■ Problem to solve
Filter the records for lines holding the string "hegemonia".

— START Material —

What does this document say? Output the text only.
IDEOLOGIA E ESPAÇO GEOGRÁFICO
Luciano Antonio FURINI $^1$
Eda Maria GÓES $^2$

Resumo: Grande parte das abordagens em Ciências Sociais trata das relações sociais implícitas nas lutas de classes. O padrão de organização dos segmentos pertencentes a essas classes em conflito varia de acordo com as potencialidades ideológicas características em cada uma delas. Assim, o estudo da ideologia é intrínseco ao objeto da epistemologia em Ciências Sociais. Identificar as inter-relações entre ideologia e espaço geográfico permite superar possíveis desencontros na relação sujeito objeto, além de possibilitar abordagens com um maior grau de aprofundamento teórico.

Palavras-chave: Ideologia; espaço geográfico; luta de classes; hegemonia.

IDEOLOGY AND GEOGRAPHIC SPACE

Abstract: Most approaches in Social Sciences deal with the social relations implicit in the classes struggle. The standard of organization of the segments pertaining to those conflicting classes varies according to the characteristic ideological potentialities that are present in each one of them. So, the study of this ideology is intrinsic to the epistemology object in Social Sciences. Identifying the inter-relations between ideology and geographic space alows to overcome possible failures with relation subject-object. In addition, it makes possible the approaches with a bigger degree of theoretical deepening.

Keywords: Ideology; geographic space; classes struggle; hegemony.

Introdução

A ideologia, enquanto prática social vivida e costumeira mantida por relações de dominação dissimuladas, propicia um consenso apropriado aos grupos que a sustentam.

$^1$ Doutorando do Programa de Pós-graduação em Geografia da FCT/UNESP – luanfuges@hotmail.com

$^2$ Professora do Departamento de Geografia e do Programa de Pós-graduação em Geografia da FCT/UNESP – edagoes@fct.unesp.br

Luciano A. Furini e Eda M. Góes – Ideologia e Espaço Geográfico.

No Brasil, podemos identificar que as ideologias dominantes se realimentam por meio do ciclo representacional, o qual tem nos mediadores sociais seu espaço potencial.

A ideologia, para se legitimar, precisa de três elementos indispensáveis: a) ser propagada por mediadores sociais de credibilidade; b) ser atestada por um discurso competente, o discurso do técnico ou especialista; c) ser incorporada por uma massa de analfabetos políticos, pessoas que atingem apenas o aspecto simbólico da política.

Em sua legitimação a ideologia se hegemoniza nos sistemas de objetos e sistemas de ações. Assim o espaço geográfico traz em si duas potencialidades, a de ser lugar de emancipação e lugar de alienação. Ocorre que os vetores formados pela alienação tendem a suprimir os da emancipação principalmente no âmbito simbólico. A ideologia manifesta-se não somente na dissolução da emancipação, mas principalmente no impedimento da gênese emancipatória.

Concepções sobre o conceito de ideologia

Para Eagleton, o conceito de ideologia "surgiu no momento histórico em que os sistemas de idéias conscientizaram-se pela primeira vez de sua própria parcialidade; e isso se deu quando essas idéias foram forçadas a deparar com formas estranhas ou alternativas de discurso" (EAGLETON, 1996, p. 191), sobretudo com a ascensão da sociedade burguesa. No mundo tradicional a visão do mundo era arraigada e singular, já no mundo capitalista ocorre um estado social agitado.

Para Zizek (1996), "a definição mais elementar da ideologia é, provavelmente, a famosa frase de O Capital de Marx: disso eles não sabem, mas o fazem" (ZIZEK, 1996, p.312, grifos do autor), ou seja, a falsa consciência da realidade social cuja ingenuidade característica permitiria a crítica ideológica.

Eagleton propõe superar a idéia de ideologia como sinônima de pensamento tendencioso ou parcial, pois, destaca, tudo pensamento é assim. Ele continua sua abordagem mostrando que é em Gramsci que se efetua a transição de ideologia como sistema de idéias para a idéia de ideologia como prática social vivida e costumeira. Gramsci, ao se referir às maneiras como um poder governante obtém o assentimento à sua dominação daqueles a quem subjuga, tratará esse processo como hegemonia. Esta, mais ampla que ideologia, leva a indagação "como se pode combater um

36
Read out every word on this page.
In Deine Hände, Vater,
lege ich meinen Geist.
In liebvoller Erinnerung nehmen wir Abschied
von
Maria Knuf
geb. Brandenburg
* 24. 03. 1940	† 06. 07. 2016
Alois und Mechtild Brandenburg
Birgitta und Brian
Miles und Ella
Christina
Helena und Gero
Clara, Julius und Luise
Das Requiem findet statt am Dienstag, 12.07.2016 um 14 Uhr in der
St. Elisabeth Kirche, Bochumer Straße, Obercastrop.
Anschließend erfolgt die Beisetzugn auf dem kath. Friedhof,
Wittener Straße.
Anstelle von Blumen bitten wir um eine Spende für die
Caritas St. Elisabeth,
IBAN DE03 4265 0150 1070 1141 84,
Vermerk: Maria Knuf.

— END Material —

■ Final result
Palavras-chave: Ideologia; espaço geográfico; luta de classes; hegemonia.
Eagleton propõe superar a idéia de ideologia como sinônima de pensamento tendencioso ou parcial, pois, destaca, tudo pensamento é assim. Ele continua sua abordagem mostrando que é em Gramsci que se efetua a transição de ideologia como sistema de idéias para a idéia de ideologia como prática social vivida e costumeira. Gramsci, ao se referir às maneiras como um poder governante obtém o assentimento à sua dominação daqueles a quem subjuga, tratará esse processo como hegemonia. Esta, mais ampla que ideologia, leva a indagação "como se pode combater um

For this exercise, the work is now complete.